Collected data
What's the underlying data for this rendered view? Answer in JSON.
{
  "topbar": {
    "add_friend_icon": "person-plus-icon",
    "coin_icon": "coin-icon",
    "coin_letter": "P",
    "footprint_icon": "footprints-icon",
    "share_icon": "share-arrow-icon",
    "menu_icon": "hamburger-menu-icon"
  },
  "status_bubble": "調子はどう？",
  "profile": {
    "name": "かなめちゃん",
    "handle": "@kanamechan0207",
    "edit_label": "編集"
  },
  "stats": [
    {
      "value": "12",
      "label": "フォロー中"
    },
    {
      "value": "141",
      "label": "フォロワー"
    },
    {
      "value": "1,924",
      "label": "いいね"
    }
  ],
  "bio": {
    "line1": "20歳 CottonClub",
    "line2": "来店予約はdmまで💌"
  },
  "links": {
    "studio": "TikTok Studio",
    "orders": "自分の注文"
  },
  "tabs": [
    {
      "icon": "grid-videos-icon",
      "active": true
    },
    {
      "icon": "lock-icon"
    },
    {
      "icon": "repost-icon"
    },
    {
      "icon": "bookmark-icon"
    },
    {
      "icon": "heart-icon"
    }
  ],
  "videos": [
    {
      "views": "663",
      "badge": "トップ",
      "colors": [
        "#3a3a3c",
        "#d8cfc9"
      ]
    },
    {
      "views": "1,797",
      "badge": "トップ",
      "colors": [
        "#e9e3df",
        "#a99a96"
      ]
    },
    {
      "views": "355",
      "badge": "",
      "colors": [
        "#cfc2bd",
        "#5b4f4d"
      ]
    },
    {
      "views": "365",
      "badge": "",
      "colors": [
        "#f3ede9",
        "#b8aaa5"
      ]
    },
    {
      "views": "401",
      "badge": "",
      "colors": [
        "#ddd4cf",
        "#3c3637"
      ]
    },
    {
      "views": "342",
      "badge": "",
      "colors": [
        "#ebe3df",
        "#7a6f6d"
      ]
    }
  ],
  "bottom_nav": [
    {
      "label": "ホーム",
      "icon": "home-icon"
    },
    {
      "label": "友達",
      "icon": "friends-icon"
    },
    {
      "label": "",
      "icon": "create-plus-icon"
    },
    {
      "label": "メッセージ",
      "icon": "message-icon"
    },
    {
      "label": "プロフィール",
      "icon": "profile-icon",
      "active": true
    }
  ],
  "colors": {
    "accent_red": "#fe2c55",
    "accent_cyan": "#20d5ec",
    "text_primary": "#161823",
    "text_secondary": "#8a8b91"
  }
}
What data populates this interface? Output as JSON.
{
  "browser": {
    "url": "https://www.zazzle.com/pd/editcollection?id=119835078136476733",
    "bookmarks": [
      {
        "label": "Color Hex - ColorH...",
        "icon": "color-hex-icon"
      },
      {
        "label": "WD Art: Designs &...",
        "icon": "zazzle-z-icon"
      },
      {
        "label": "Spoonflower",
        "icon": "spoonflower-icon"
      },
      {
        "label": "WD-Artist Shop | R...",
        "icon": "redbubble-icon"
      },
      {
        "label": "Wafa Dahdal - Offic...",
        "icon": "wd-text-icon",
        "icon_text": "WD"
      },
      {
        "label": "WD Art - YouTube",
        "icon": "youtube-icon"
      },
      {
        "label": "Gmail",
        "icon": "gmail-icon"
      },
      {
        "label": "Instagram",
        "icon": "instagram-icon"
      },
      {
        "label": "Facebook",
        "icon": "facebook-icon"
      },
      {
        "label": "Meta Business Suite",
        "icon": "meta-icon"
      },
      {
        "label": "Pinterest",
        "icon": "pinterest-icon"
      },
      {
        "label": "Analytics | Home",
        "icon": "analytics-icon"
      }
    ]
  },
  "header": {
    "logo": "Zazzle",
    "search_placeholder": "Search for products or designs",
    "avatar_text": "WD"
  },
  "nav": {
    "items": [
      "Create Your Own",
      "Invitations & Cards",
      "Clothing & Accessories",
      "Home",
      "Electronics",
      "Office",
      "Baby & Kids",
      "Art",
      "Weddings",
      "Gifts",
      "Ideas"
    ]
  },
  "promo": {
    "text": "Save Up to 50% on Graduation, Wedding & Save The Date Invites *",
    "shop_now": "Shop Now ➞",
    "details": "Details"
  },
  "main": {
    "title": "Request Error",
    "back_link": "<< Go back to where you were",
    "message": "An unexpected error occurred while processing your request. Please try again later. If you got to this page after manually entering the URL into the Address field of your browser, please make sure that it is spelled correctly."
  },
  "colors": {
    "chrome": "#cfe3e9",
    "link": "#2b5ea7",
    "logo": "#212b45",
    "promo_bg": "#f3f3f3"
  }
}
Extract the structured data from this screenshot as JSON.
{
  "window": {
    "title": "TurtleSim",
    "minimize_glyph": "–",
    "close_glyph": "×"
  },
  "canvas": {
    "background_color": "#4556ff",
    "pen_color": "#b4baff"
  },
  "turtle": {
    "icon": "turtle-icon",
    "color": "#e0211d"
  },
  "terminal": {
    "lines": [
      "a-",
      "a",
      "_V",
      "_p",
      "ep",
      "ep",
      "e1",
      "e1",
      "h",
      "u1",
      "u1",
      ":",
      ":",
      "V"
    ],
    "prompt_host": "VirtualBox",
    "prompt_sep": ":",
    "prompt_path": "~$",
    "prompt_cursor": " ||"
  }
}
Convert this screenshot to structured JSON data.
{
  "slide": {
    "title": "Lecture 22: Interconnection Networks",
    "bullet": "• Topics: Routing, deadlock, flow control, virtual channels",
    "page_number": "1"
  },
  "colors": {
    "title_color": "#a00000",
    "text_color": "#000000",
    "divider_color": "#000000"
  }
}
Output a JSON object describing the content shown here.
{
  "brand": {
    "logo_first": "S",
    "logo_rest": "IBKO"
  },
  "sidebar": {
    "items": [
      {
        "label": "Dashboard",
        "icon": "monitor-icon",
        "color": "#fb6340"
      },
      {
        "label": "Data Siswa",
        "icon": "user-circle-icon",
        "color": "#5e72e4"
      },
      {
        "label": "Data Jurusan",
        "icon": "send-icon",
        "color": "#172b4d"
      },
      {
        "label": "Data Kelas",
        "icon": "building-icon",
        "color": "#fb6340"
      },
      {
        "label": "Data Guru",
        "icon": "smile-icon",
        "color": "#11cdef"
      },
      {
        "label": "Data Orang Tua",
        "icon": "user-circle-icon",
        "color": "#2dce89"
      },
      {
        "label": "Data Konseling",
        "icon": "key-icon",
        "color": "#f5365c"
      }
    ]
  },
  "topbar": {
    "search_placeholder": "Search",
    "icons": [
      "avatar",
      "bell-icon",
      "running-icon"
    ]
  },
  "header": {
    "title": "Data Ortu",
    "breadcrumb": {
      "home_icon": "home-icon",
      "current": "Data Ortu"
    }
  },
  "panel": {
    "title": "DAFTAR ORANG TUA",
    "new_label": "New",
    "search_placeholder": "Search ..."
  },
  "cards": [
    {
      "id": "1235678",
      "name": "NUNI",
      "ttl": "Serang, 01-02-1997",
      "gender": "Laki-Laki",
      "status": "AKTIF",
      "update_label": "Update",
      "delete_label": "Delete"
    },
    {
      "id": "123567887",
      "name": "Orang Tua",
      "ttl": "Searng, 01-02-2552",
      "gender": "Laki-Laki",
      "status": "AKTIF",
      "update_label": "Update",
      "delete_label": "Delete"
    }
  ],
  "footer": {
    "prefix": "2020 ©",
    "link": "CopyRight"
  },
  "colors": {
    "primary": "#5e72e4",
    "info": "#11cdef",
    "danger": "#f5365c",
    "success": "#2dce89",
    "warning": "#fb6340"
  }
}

→ Objective: Only lines with the word "What" are wanted, so copy each one from the records.

→ Task result:
What's the underlying data for this rendered view? Answer in JSON.
What data populates this interface? Output as JSON.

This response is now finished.